_What is required_
Copy every line of the data that contains the string "vaše".
- - -
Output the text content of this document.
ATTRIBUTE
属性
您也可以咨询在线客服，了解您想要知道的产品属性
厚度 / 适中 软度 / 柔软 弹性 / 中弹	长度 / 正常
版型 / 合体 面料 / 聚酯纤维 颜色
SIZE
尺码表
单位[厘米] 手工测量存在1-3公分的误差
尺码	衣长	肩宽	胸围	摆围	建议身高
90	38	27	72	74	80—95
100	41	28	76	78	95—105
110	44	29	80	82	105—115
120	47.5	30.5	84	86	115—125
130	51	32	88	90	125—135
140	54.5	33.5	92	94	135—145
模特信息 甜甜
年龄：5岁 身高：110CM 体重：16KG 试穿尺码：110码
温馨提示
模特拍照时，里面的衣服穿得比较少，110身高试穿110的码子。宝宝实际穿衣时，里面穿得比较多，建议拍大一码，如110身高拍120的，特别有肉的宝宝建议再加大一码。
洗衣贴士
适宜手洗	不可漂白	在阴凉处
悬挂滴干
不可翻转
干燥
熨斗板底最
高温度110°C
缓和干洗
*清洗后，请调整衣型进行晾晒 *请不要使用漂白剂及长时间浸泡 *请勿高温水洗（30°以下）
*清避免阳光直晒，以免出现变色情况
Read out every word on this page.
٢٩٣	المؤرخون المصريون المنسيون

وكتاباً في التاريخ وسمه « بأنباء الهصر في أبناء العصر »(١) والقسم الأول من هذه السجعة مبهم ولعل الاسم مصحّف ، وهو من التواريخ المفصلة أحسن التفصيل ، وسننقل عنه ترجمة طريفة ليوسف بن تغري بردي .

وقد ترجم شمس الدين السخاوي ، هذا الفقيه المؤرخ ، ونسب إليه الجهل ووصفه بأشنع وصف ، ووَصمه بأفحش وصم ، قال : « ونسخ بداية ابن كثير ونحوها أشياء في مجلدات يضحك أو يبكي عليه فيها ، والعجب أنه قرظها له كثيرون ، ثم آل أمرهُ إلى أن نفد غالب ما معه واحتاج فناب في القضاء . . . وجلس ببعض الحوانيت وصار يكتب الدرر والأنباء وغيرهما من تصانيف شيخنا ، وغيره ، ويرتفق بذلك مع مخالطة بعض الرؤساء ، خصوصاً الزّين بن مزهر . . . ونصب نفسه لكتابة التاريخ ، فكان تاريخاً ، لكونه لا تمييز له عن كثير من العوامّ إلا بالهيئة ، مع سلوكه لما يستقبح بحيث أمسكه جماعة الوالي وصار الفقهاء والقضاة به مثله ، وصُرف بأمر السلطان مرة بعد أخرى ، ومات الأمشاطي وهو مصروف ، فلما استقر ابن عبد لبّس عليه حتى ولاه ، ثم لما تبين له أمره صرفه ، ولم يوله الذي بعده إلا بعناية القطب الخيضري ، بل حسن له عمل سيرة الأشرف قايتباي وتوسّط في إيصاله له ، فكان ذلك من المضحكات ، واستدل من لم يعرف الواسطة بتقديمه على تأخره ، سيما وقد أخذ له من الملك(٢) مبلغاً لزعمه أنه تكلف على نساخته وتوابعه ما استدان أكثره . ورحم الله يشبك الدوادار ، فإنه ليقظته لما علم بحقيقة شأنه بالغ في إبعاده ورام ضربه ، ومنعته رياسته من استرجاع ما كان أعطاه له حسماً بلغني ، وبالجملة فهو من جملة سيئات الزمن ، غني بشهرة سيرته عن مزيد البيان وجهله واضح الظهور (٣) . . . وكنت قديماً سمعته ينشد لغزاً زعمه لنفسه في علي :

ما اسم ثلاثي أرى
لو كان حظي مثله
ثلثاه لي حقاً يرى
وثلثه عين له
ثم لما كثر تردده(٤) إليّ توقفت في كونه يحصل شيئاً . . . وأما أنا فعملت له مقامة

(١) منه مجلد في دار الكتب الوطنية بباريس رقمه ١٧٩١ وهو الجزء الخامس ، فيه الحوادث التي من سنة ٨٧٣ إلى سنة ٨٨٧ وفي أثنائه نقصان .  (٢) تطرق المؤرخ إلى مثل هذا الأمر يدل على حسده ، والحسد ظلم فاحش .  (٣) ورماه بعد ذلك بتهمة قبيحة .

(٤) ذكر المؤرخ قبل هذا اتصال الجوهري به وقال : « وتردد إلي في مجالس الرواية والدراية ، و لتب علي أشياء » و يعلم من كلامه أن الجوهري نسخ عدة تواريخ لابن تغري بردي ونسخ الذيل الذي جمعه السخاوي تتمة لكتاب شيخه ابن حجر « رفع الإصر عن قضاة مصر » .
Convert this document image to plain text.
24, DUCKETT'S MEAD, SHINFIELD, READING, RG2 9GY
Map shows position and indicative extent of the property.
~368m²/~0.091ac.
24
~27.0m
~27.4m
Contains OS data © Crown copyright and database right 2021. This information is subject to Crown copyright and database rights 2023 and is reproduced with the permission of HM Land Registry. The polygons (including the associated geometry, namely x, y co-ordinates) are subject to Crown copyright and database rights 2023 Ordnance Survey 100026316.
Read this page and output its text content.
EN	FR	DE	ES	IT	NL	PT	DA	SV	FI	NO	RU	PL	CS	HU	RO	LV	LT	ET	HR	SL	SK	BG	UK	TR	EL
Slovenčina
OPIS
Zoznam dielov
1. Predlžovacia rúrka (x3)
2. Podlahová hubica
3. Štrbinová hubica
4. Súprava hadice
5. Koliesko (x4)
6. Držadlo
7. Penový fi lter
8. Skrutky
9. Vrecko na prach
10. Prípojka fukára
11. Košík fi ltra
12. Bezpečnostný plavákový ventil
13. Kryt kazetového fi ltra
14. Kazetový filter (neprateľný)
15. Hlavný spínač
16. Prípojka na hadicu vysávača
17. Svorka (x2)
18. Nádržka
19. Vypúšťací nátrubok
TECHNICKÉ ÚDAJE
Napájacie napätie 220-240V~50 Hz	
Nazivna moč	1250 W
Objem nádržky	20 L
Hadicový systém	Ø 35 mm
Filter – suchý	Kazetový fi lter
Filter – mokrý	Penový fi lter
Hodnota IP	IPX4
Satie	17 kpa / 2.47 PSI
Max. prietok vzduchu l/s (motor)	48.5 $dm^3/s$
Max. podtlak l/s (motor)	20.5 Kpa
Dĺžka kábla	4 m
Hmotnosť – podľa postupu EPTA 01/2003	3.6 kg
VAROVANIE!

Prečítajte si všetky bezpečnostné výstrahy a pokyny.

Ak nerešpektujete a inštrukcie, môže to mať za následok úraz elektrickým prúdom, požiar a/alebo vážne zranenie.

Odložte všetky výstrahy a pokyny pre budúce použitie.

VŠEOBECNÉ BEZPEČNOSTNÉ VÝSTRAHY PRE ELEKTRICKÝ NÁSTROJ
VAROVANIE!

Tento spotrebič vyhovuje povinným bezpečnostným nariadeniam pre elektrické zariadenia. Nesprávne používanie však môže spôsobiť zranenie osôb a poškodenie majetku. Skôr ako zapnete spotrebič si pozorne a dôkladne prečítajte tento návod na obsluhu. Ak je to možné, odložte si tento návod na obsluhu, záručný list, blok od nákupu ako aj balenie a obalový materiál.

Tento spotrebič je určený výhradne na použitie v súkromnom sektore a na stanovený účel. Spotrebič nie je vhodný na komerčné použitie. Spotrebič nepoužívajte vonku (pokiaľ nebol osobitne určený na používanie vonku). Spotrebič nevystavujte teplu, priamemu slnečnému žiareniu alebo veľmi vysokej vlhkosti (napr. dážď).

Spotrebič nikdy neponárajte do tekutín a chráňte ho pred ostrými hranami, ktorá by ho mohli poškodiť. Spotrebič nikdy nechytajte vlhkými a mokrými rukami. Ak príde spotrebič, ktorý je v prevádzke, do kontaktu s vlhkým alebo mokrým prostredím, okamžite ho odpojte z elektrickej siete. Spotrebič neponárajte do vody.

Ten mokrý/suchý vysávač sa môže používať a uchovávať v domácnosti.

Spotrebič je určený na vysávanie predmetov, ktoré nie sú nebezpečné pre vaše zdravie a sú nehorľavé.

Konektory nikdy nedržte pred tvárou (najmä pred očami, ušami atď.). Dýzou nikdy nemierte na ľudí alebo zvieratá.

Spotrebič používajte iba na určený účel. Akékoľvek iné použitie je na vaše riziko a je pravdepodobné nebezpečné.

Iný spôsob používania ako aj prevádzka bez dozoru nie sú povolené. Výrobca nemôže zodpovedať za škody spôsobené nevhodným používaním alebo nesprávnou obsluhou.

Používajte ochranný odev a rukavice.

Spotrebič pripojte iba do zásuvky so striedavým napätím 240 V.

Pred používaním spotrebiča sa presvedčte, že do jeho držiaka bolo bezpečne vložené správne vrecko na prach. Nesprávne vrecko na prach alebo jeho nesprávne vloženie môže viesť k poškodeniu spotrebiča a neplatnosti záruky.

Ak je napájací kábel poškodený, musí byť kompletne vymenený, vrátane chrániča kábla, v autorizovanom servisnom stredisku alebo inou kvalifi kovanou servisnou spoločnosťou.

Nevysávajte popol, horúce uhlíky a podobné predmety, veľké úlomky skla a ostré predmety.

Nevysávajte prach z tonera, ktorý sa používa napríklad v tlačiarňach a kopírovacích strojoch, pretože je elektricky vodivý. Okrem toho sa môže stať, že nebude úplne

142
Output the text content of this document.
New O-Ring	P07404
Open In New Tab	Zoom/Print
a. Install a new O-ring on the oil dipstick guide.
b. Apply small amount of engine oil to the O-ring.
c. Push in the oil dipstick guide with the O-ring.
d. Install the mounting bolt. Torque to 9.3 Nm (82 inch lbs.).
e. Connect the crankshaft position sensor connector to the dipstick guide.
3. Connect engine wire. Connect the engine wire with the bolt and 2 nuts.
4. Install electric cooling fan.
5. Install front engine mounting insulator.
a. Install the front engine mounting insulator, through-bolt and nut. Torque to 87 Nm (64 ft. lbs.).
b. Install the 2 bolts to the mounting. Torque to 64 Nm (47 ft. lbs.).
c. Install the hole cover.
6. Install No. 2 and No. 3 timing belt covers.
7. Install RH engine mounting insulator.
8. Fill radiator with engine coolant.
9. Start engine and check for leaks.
- - -
_Solution for this task_
Spotrebič je určený na vysávanie predmetov, ktoré nie sú nebezpečné pre vaše zdravie a sú nehorľavé.
Spotrebič používajte iba na určený účel. Akékoľvek iné použitie je na vaše riziko a je pravdepodobné nebezpečné.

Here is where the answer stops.